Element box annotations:

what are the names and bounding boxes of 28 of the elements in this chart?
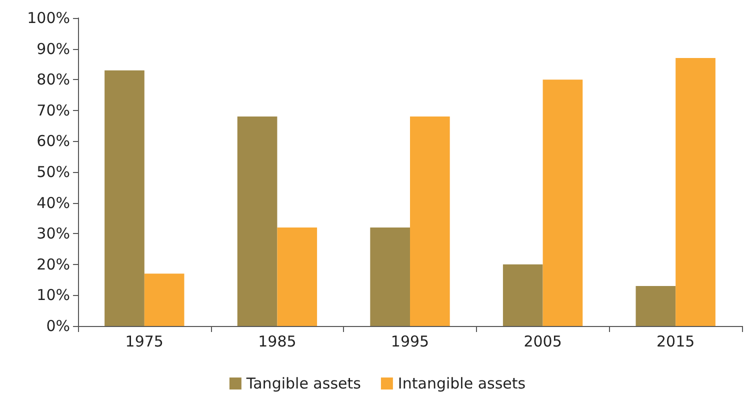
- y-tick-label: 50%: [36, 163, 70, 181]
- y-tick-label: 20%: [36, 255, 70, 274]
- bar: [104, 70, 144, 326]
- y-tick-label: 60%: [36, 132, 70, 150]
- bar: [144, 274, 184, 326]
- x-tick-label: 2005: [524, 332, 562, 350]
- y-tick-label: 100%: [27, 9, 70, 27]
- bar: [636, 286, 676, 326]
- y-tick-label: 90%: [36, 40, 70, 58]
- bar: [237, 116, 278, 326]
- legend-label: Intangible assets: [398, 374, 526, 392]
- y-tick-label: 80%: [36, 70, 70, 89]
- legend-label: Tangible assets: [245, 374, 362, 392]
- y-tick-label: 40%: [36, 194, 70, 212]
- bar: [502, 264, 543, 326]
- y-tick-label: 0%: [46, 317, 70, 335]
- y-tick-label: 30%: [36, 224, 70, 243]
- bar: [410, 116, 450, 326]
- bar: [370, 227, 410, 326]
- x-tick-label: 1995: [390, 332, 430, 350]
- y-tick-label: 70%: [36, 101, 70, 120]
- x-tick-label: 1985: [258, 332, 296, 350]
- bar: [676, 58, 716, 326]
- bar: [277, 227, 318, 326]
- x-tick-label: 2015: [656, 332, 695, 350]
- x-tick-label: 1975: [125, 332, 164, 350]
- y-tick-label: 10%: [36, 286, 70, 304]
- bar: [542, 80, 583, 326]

_Given instruction_:
Reproduce the listing above line for line, leaving out the picture.

_Finished exercise_:
what are the names and bounding boxes of 28 of the elements in this chart?
- y-tick-label: 50%: [36, 163, 70, 181]
- y-tick-label: 20%: [36, 255, 70, 274]
- bar: [104, 70, 144, 326]
- y-tick-label: 60%: [36, 132, 70, 150]
- bar: [144, 274, 184, 326]
- x-tick-label: 2005: [524, 332, 562, 350]
- y-tick-label: 100%: [27, 9, 70, 27]
- bar: [636, 286, 676, 326]
- y-tick-label: 90%: [36, 40, 70, 58]
- bar: [237, 116, 278, 326]
- legend-label: Intangible assets: [398, 374, 526, 392]
- y-tick-label: 80%: [36, 70, 70, 89]
- legend-label: Tangible assets: [245, 374, 362, 392]
- y-tick-label: 40%: [36, 194, 70, 212]
- bar: [502, 264, 543, 326]
- y-tick-label: 0%: [46, 317, 70, 335]
- y-tick-label: 30%: [36, 224, 70, 243]
- bar: [410, 116, 450, 326]
- bar: [370, 227, 410, 326]
- x-tick-label: 1995: [390, 332, 430, 350]
- y-tick-label: 70%: [36, 101, 70, 120]
- x-tick-label: 1985: [258, 332, 296, 350]
- bar: [676, 58, 716, 326]
- bar: [277, 227, 318, 326]
- x-tick-label: 2015: [656, 332, 695, 350]
- x-tick-label: 1975: [125, 332, 164, 350]
- y-tick-label: 10%: [36, 286, 70, 304]
- bar: [542, 80, 583, 326]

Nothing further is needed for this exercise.